------ EXCERPTED RECORDS

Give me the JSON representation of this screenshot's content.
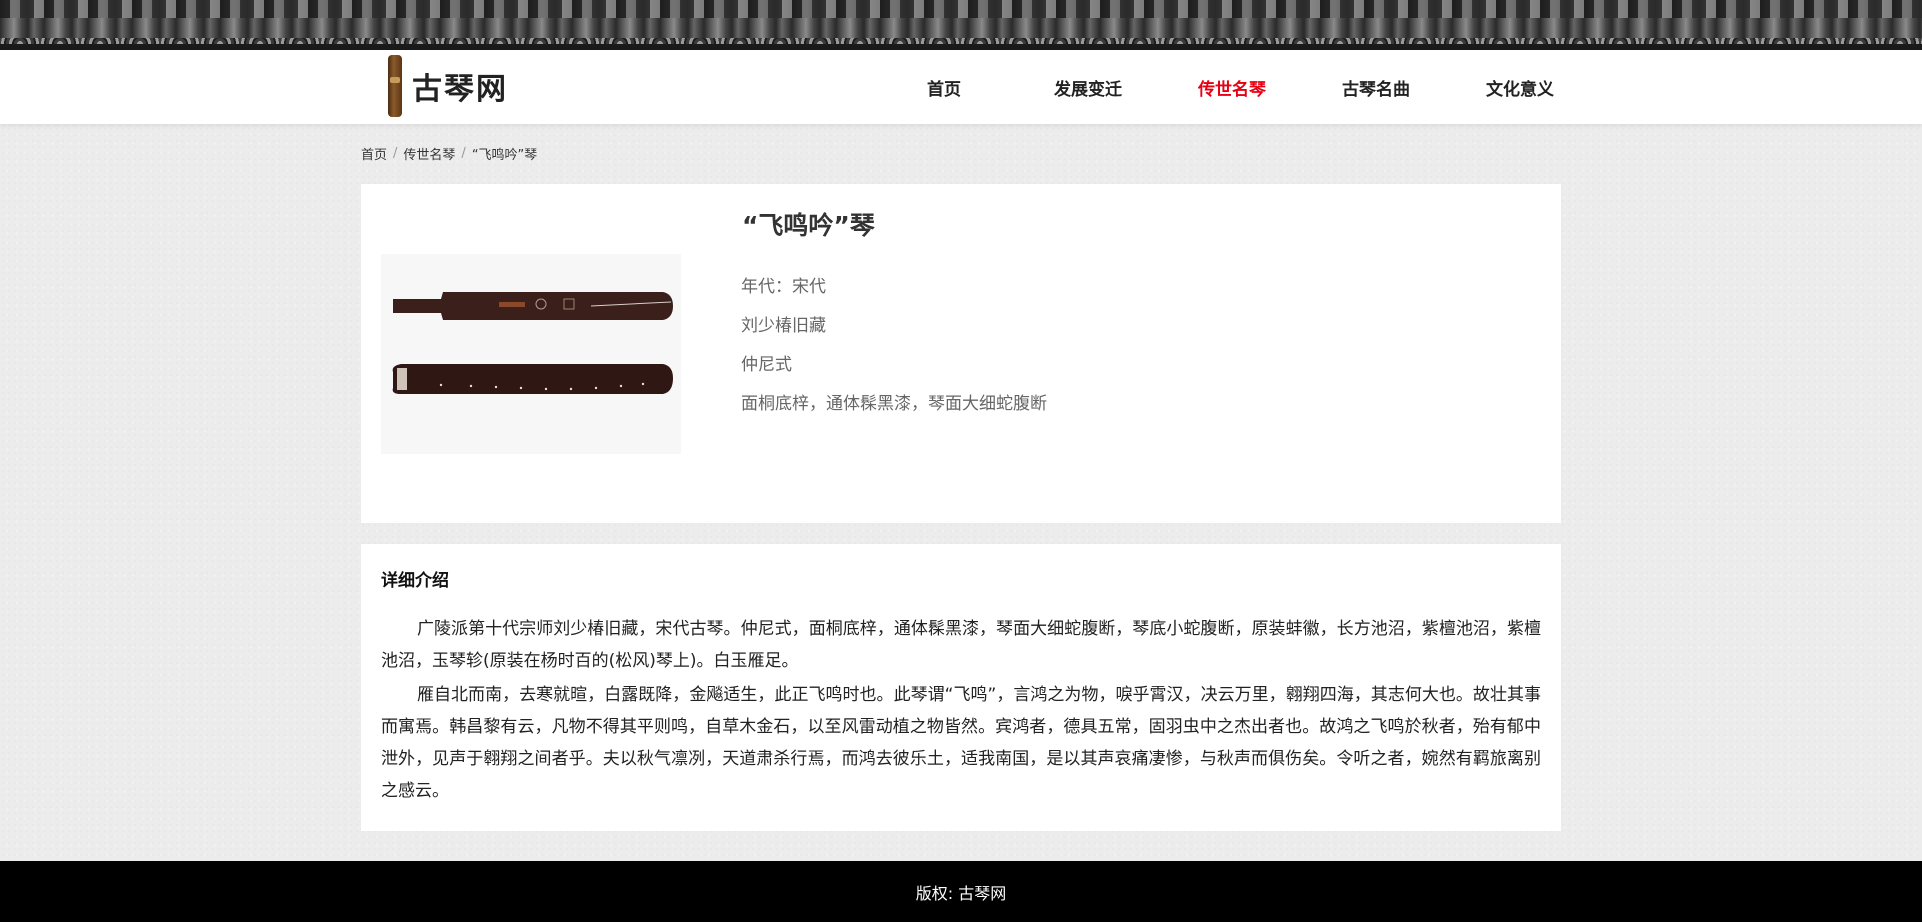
{
  "header": {
    "logo_text": "古琴网",
    "nav": [
      {
        "label": "首页"
      },
      {
        "label": "发展变迁"
      },
      {
        "label": "传世名琴"
      },
      {
        "label": "古琴名曲"
      },
      {
        "label": "文化意义"
      }
    ],
    "active_index": 2,
    "active_color": "#e60012"
  },
  "breadcrumb": {
    "items": [
      "首页",
      "传世名琴",
      "“飞鸣吟”琴"
    ],
    "separator": "/"
  },
  "instrument": {
    "title": "“飞鸣吟”琴",
    "era": "年代：宋代",
    "collection": "刘少椿旧藏",
    "style": "仲尼式",
    "material": "面桐底梓，通体髹黑漆，琴面大细蛇腹断"
  },
  "detail": {
    "heading": "详细介绍",
    "paragraphs": [
      "广陵派第十代宗师刘少椿旧藏，宋代古琴。仲尼式，面桐底梓，通体髹黑漆，琴面大细蛇腹断，琴底小蛇腹断，原装蚌徽，长方池沼，紫檀池沼，紫檀池沼，玉琴轸(原装在杨时百的(松风)琴上)。白玉雁足。",
      "雁自北而南，去寒就暄，白露既降，金飚适生，此正飞鸣时也。此琴谓“飞鸣”，言鸿之为物，唳乎霄汉，决云万里，翱翔四海，其志何大也。故壮其事而寓焉。韩昌黎有云，凡物不得其平则鸣，自草木金石，以至风雷动植之物皆然。宾鸿者，德具五常，固羽虫中之杰出者也。故鸿之飞鸣於秋者，殆有郁中泄外，见声于翱翔之间者乎。夫以秋气凛冽，天道肃杀行焉，而鸿去彼乐土，适我南国，是以其声哀痛凄惨，与秋声而俱伤矣。令听之者，婉然有羁旅离别之感云。"
    ]
  },
  "footer": {
    "copyright": "版权: 古琴网"
  }
}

------------

▶ _TASK TO CARRY OUT_
In the listing, find each line with the string "label" and copy it.

▶ _WRITTEN SOLUTION_
        "label": "首页"
        "label": "发展变迁"
        "label": "传世名琴"
        "label": "古琴名曲"
        "label": "文化意义"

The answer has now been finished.